-- Start --

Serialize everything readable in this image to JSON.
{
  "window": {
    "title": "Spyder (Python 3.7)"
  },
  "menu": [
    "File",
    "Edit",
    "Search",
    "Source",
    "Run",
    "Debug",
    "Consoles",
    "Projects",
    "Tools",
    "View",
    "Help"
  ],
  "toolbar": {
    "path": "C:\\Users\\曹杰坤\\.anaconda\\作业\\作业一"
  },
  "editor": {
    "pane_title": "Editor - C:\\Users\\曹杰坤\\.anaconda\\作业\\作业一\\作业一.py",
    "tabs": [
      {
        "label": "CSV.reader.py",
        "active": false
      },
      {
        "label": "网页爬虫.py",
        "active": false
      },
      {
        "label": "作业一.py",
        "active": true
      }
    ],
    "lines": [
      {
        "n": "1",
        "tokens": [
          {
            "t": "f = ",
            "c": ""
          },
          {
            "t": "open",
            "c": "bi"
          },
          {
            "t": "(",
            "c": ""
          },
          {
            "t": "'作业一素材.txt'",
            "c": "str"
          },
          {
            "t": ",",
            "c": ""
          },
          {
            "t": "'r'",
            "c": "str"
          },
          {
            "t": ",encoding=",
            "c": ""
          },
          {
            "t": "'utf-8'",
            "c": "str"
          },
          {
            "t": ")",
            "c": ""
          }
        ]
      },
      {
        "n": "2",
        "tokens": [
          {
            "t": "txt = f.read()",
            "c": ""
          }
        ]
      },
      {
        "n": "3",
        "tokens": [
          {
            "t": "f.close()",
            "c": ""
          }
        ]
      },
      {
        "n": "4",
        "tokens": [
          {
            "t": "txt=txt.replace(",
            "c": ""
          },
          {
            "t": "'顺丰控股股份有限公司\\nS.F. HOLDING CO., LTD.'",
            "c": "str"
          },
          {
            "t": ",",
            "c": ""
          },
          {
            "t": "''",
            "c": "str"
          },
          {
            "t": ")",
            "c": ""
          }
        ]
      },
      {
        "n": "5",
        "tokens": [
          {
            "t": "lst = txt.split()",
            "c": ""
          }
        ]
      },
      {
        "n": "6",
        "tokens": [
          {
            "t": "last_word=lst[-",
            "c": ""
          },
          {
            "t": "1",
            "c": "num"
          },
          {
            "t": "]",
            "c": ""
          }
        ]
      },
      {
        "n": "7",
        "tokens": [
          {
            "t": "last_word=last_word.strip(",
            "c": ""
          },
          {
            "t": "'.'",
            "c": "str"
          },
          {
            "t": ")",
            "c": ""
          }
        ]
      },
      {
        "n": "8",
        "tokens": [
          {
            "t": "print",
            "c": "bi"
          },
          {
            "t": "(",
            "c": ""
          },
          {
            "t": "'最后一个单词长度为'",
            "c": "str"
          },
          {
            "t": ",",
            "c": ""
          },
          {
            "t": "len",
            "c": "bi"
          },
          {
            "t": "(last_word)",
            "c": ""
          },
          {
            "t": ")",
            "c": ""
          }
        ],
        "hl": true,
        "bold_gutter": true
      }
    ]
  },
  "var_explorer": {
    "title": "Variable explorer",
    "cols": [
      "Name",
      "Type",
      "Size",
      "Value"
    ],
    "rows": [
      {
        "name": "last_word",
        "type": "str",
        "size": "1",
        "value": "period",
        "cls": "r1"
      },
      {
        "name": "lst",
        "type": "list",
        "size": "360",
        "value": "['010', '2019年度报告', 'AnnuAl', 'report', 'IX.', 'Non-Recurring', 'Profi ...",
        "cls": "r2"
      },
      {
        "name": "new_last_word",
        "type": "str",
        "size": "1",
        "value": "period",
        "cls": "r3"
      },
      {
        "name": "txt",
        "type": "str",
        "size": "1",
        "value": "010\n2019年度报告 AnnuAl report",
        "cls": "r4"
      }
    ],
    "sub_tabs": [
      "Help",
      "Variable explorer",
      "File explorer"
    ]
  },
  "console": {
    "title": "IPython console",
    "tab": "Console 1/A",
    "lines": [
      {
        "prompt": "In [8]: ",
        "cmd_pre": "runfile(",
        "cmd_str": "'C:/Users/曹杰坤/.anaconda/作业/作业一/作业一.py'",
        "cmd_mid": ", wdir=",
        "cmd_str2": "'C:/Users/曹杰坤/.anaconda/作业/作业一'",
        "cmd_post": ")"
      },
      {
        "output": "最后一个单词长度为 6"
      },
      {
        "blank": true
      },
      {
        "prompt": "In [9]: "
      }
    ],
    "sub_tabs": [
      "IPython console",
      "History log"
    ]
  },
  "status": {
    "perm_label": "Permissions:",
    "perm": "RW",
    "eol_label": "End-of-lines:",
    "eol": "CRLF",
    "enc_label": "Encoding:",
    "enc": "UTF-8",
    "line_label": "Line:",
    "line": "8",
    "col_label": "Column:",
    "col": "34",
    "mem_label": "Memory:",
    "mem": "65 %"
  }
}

-- End --

» TASK GOAL
Write out the listing once more, matching it exactly.

» EXERCISE RESULT
Serialize everything readable in this image to JSON.
{
  "window": {
    "title": "Spyder (Python 3.7)"
  },
  "menu": [
    "File",
    "Edit",
    "Search",
    "Source",
    "Run",
    "Debug",
    "Consoles",
    "Projects",
    "Tools",
    "View",
    "Help"
  ],
  "toolbar": {
    "path": "C:\\Users\\曹杰坤\\.anaconda\\作业\\作业一"
  },
  "editor": {
    "pane_title": "Editor - C:\\Users\\曹杰坤\\.anaconda\\作业\\作业一\\作业一.py",
    "tabs": [
      {
        "label": "CSV.reader.py",
        "active": false
      },
      {
        "label": "网页爬虫.py",
        "active": false
      },
      {
        "label": "作业一.py",
        "active": true
      }
    ],
    "lines": [
      {
        "n": "1",
        "tokens": [
          {
            "t": "f = ",
            "c": ""
          },
          {
            "t": "open",
            "c": "bi"
          },
          {
            "t": "(",
            "c": ""
          },
          {
            "t": "'作业一素材.txt'",
            "c": "str"
          },
          {
            "t": ",",
            "c": ""
          },
          {
            "t": "'r'",
            "c": "str"
          },
          {
            "t": ",encoding=",
            "c": ""
          },
          {
            "t": "'utf-8'",
            "c": "str"
          },
          {
            "t": ")",
            "c": ""
          }
        ]
      },
      {
        "n": "2",
        "tokens": [
          {
            "t": "txt = f.read()",
            "c": ""
          }
        ]
      },
      {
        "n": "3",
        "tokens": [
          {
            "t": "f.close()",
            "c": ""
          }
        ]
      },
      {
        "n": "4",
        "tokens": [
          {
            "t": "txt=txt.replace(",
            "c": ""
          },
          {
            "t": "'顺丰控股股份有限公司\\nS.F. HOLDING CO., LTD.'",
            "c": "str"
          },
          {
            "t": ",",
            "c": ""
          },
          {
            "t": "''",
            "c": "str"
          },
          {
            "t": ")",
            "c": ""
          }
        ]
      },
      {
        "n": "5",
        "tokens": [
          {
            "t": "lst = txt.split()",
            "c": ""
          }
        ]
      },
      {
        "n": "6",
        "tokens": [
          {
            "t": "last_word=lst[-",
            "c": ""
          },
          {
            "t": "1",
            "c": "num"
          },
          {
            "t": "]",
            "c": ""
          }
        ]
      },
      {
        "n": "7",
        "tokens": [
          {
            "t": "last_word=last_word.strip(",
            "c": ""
          },
          {
            "t": "'.'",
            "c": "str"
          },
          {
            "t": ")",
            "c": ""
          }
        ]
      },
      {
        "n": "8",
        "tokens": [
          {
            "t": "print",
            "c": "bi"
          },
          {
            "t": "(",
            "c": ""
          },
          {
            "t": "'最后一个单词长度为'",
            "c": "str"
          },
          {
            "t": ",",
            "c": ""
          },
          {
            "t": "len",
            "c": "bi"
          },
          {
            "t": "(last_word)",
            "c": ""
          },
          {
            "t": ")",
            "c": ""
          }
        ],
        "hl": true,
        "bold_gutter": true
      }
    ]
  },
  "var_explorer": {
    "title": "Variable explorer",
    "cols": [
      "Name",
      "Type",
      "Size",
      "Value"
    ],
    "rows": [
      {
        "name": "last_word",
        "type": "str",
        "size": "1",
        "value": "period",
        "cls": "r1"
      },
      {
        "name": "lst",
        "type": "list",
        "size": "360",
        "value": "['010', '2019年度报告', 'AnnuAl', 'report', 'IX.', 'Non-Recurring', 'Profi ...",
        "cls": "r2"
      },
      {
        "name": "new_last_word",
        "type": "str",
        "size": "1",
        "value": "period",
        "cls": "r3"
      },
      {
        "name": "txt",
        "type": "str",
        "size": "1",
        "value": "010\n2019年度报告 AnnuAl report",
        "cls": "r4"
      }
    ],
    "sub_tabs": [
      "Help",
      "Variable explorer",
      "File explorer"
    ]
  },
  "console": {
    "title": "IPython console",
    "tab": "Console 1/A",
    "lines": [
      {
        "prompt": "In [8]: ",
        "cmd_pre": "runfile(",
        "cmd_str": "'C:/Users/曹杰坤/.anaconda/作业/作业一/作业一.py'",
        "cmd_mid": ", wdir=",
        "cmd_str2": "'C:/Users/曹杰坤/.anaconda/作业/作业一'",
        "cmd_post": ")"
      },
      {
        "output": "最后一个单词长度为 6"
      },
      {
        "blank": true
      },
      {
        "prompt": "In [9]: "
      }
    ],
    "sub_tabs": [
      "IPython console",
      "History log"
    ]
  },
  "status": {
    "perm_label": "Permissions:",
    "perm": "RW",
    "eol_label": "End-of-lines:",
    "eol": "CRLF",
    "enc_label": "Encoding:",
    "enc": "UTF-8",
    "line_label": "Line:",
    "line": "8",
    "col_label": "Column:",
    "col": "34",
    "mem_label": "Memory:",
    "mem": "65 %"
  }
}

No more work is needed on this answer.